## Task brief
Can you copy out the data exactly? Leave the images out.

## Provided data
⟨

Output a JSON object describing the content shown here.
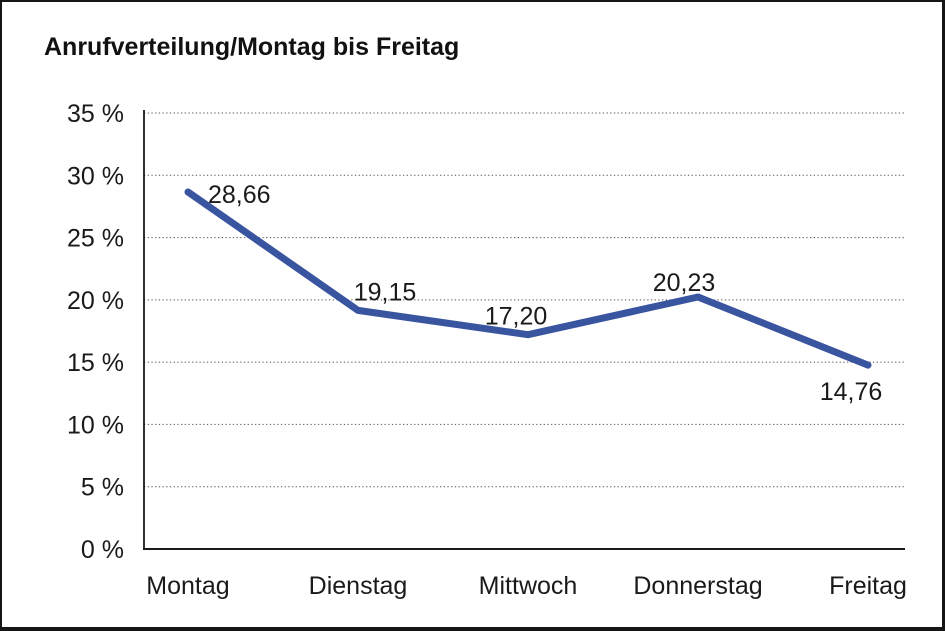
{
  "chart_data": {
    "type": "line",
    "title": "Anrufverteilung/Montag bis Freitag",
    "categories": [
      "Montag",
      "Dienstag",
      "Mittwoch",
      "Donnerstag",
      "Freitag"
    ],
    "values": [
      28.66,
      19.15,
      17.2,
      20.23,
      14.76
    ],
    "value_labels": [
      "28,66",
      "19,15",
      "17,20",
      "20,23",
      "14,76"
    ],
    "xlabel": "",
    "ylabel": "",
    "ylim": [
      0,
      35
    ],
    "ytick_step": 5,
    "ytick_labels": [
      "0 %",
      "5 %",
      "10 %",
      "15 %",
      "20 %",
      "25 %",
      "30 %",
      "35 %"
    ],
    "grid": "horizontal-dotted",
    "legend": "none",
    "line_color": "#3A55A0",
    "axis_color": "#1a1a1a",
    "gridline_color": "#555555",
    "text_color": "#1a1a1a"
  }
}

⟩

## Response
Output a JSON object describing the content shown here.
{
  "chart_data": {
    "type": "line",
    "title": "Anrufverteilung/Montag bis Freitag",
    "categories": [
      "Montag",
      "Dienstag",
      "Mittwoch",
      "Donnerstag",
      "Freitag"
    ],
    "values": [
      28.66,
      19.15,
      17.2,
      20.23,
      14.76
    ],
    "value_labels": [
      "28,66",
      "19,15",
      "17,20",
      "20,23",
      "14,76"
    ],
    "xlabel": "",
    "ylabel": "",
    "ylim": [
      0,
      35
    ],
    "ytick_step": 5,
    "ytick_labels": [
      "0 %",
      "5 %",
      "10 %",
      "15 %",
      "20 %",
      "25 %",
      "30 %",
      "35 %"
    ],
    "grid": "horizontal-dotted",
    "legend": "none",
    "line_color": "#3A55A0",
    "axis_color": "#1a1a1a",
    "gridline_color": "#555555",
    "text_color": "#1a1a1a"
  }
}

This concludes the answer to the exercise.